● Aim of the exercise:
Give every line back verbatim, dropping all images.

● Data listing:

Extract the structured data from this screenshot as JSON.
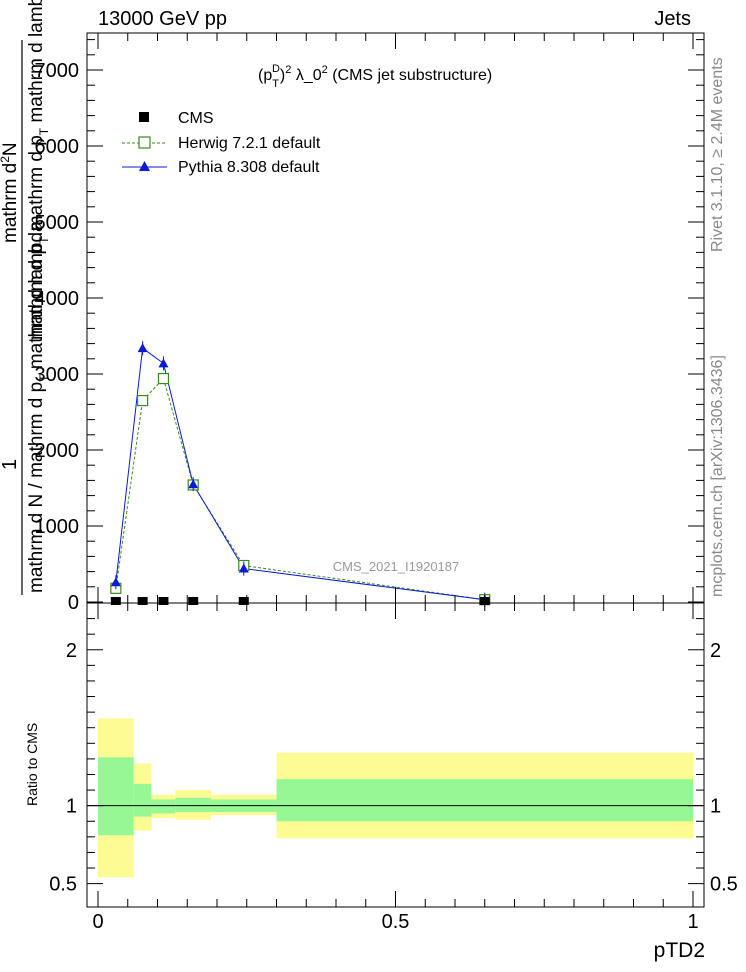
{
  "header": {
    "left": "13000 GeV pp",
    "right": "Jets"
  },
  "side": {
    "rivet": "Rivet 3.1.10, ≥ 2.4M events",
    "mcplots": "mcplots.cern.ch [arXiv:1306.3436]"
  },
  "chart_data": {
    "type": "line",
    "title": "(p_T^D)^2 λ_0^2 (CMS jet substructure)",
    "title_parts": {
      "open": "(p",
      "sub": "T",
      "sup": "D",
      "close": ")",
      "sq": "2",
      "mid": " λ_0",
      "sq2": "2",
      "tail": " (CMS jet substructure)"
    },
    "analysis_label": "CMS_2021_I1920187",
    "xlabel": "pTD2",
    "ylabel_main": {
      "one": "1",
      "bottom": "mathrm d N / mathrm d p",
      "bottom_sub": "T",
      "bottom_tail": " mathrm d lambda",
      "top": "mathrm d",
      "top_sup": "2",
      "top_tail": "N",
      "top2": "mathrm d p",
      "top2_sub": "T",
      "top2_tail": " mathrm d p",
      "top2_tail_sub": "T",
      "top2_end": " mathrm d lambda"
    },
    "ylabel_ratio": "Ratio to CMS",
    "xlim": [
      0,
      1
    ],
    "ylim_main": [
      0,
      7500
    ],
    "ylim_ratio": [
      0.35,
      2.3
    ],
    "x_ticks": [
      {
        "v": 0,
        "label": "0"
      },
      {
        "v": 0.5,
        "label": "0.5"
      },
      {
        "v": 1,
        "label": "1"
      }
    ],
    "y_ticks_main": [
      {
        "v": 0,
        "label": "0"
      },
      {
        "v": 1000,
        "label": "1000"
      },
      {
        "v": 2000,
        "label": "2000"
      },
      {
        "v": 3000,
        "label": "3000"
      },
      {
        "v": 4000,
        "label": "4000"
      },
      {
        "v": 5000,
        "label": "5000"
      },
      {
        "v": 6000,
        "label": "6000"
      },
      {
        "v": 7000,
        "label": "7000"
      }
    ],
    "y_ticks_ratio": [
      {
        "v": 0.5,
        "label": "0.5"
      },
      {
        "v": 1,
        "label": "1"
      },
      {
        "v": 2,
        "label": "2"
      }
    ],
    "legend_position": "top-left",
    "legend": [
      {
        "name": "CMS",
        "marker": "square-filled",
        "color": "#000000"
      },
      {
        "name": "Herwig 7.2.1 default",
        "marker": "square-open",
        "color": "#3a8a1a"
      },
      {
        "name": "Pythia 8.308 default",
        "marker": "triangle",
        "color": "#0a1ad6"
      }
    ],
    "bins": [
      {
        "lo": 0,
        "hi": 0.06
      },
      {
        "lo": 0.06,
        "hi": 0.09
      },
      {
        "lo": 0.09,
        "hi": 0.13
      },
      {
        "lo": 0.13,
        "hi": 0.19
      },
      {
        "lo": 0.19,
        "hi": 0.3
      },
      {
        "lo": 0.3,
        "hi": 1.0
      }
    ],
    "series": [
      {
        "name": "CMS",
        "x": [
          0.03,
          0.075,
          0.11,
          0.16,
          0.245,
          0.65
        ],
        "y": [
          0,
          0,
          0,
          0,
          0,
          0
        ]
      },
      {
        "name": "Herwig 7.2.1 default",
        "x": [
          0.03,
          0.075,
          0.11,
          0.16,
          0.245,
          0.65
        ],
        "y": [
          180,
          2650,
          2940,
          1540,
          480,
          30
        ]
      },
      {
        "name": "Pythia 8.308 default",
        "x": [
          0.03,
          0.075,
          0.11,
          0.16,
          0.245,
          0.65
        ],
        "y": [
          260,
          3340,
          3140,
          1550,
          440,
          30
        ]
      }
    ],
    "ratio_bands": [
      {
        "lo": 0,
        "hi": 0.06,
        "yellow": [
          0.54,
          1.56
        ],
        "green": [
          0.81,
          1.31
        ]
      },
      {
        "lo": 0.06,
        "hi": 0.09,
        "yellow": [
          0.84,
          1.27
        ],
        "green": [
          0.93,
          1.14
        ]
      },
      {
        "lo": 0.09,
        "hi": 0.13,
        "yellow": [
          0.92,
          1.07
        ],
        "green": [
          0.95,
          1.04
        ]
      },
      {
        "lo": 0.13,
        "hi": 0.19,
        "yellow": [
          0.91,
          1.1
        ],
        "green": [
          0.96,
          1.05
        ]
      },
      {
        "lo": 0.19,
        "hi": 0.3,
        "yellow": [
          0.94,
          1.07
        ],
        "green": [
          0.96,
          1.04
        ]
      },
      {
        "lo": 0.3,
        "hi": 1.0,
        "yellow": [
          0.79,
          1.34
        ],
        "green": [
          0.9,
          1.17
        ]
      }
    ]
  },
  "colors": {
    "yellow_band": "#fdfb93",
    "green_band": "#95f895",
    "herwig": "#3a8a1a",
    "pythia": "#0a1ad6",
    "cms": "#000000",
    "side_text": "#888888"
  }
}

● Result for this task:
Extract the structured data from this screenshot as JSON.
{
  "header": {
    "left": "13000 GeV pp",
    "right": "Jets"
  },
  "side": {
    "rivet": "Rivet 3.1.10, ≥ 2.4M events",
    "mcplots": "mcplots.cern.ch [arXiv:1306.3436]"
  },
  "chart_data": {
    "type": "line",
    "title": "(p_T^D)^2 λ_0^2 (CMS jet substructure)",
    "title_parts": {
      "open": "(p",
      "sub": "T",
      "sup": "D",
      "close": ")",
      "sq": "2",
      "mid": " λ_0",
      "sq2": "2",
      "tail": " (CMS jet substructure)"
    },
    "analysis_label": "CMS_2021_I1920187",
    "xlabel": "pTD2",
    "ylabel_main": {
      "one": "1",
      "bottom": "mathrm d N / mathrm d p",
      "bottom_sub": "T",
      "bottom_tail": " mathrm d lambda",
      "top": "mathrm d",
      "top_sup": "2",
      "top_tail": "N",
      "top2": "mathrm d p",
      "top2_sub": "T",
      "top2_tail": " mathrm d p",
      "top2_tail_sub": "T",
      "top2_end": " mathrm d lambda"
    },
    "ylabel_ratio": "Ratio to CMS",
    "xlim": [
      0,
      1
    ],
    "ylim_main": [
      0,
      7500
    ],
    "ylim_ratio": [
      0.35,
      2.3
    ],
    "x_ticks": [
      {
        "v": 0,
        "label": "0"
      },
      {
        "v": 0.5,
        "label": "0.5"
      },
      {
        "v": 1,
        "label": "1"
      }
    ],
    "y_ticks_main": [
      {
        "v": 0,
        "label": "0"
      },
      {
        "v": 1000,
        "label": "1000"
      },
      {
        "v": 2000,
        "label": "2000"
      },
      {
        "v": 3000,
        "label": "3000"
      },
      {
        "v": 4000,
        "label": "4000"
      },
      {
        "v": 5000,
        "label": "5000"
      },
      {
        "v": 6000,
        "label": "6000"
      },
      {
        "v": 7000,
        "label": "7000"
      }
    ],
    "y_ticks_ratio": [
      {
        "v": 0.5,
        "label": "0.5"
      },
      {
        "v": 1,
        "label": "1"
      },
      {
        "v": 2,
        "label": "2"
      }
    ],
    "legend_position": "top-left",
    "legend": [
      {
        "name": "CMS",
        "marker": "square-filled",
        "color": "#000000"
      },
      {
        "name": "Herwig 7.2.1 default",
        "marker": "square-open",
        "color": "#3a8a1a"
      },
      {
        "name": "Pythia 8.308 default",
        "marker": "triangle",
        "color": "#0a1ad6"
      }
    ],
    "bins": [
      {
        "lo": 0,
        "hi": 0.06
      },
      {
        "lo": 0.06,
        "hi": 0.09
      },
      {
        "lo": 0.09,
        "hi": 0.13
      },
      {
        "lo": 0.13,
        "hi": 0.19
      },
      {
        "lo": 0.19,
        "hi": 0.3
      },
      {
        "lo": 0.3,
        "hi": 1.0
      }
    ],
    "series": [
      {
        "name": "CMS",
        "x": [
          0.03,
          0.075,
          0.11,
          0.16,
          0.245,
          0.65
        ],
        "y": [
          0,
          0,
          0,
          0,
          0,
          0
        ]
      },
      {
        "name": "Herwig 7.2.1 default",
        "x": [
          0.03,
          0.075,
          0.11,
          0.16,
          0.245,
          0.65
        ],
        "y": [
          180,
          2650,
          2940,
          1540,
          480,
          30
        ]
      },
      {
        "name": "Pythia 8.308 default",
        "x": [
          0.03,
          0.075,
          0.11,
          0.16,
          0.245,
          0.65
        ],
        "y": [
          260,
          3340,
          3140,
          1550,
          440,
          30
        ]
      }
    ],
    "ratio_bands": [
      {
        "lo": 0,
        "hi": 0.06,
        "yellow": [
          0.54,
          1.56
        ],
        "green": [
          0.81,
          1.31
        ]
      },
      {
        "lo": 0.06,
        "hi": 0.09,
        "yellow": [
          0.84,
          1.27
        ],
        "green": [
          0.93,
          1.14
        ]
      },
      {
        "lo": 0.09,
        "hi": 0.13,
        "yellow": [
          0.92,
          1.07
        ],
        "green": [
          0.95,
          1.04
        ]
      },
      {
        "lo": 0.13,
        "hi": 0.19,
        "yellow": [
          0.91,
          1.1
        ],
        "green": [
          0.96,
          1.05
        ]
      },
      {
        "lo": 0.19,
        "hi": 0.3,
        "yellow": [
          0.94,
          1.07
        ],
        "green": [
          0.96,
          1.04
        ]
      },
      {
        "lo": 0.3,
        "hi": 1.0,
        "yellow": [
          0.79,
          1.34
        ],
        "green": [
          0.9,
          1.17
        ]
      }
    ]
  },
  "colors": {
    "yellow_band": "#fdfb93",
    "green_band": "#95f895",
    "herwig": "#3a8a1a",
    "pythia": "#0a1ad6",
    "cms": "#000000",
    "side_text": "#888888"
  }
}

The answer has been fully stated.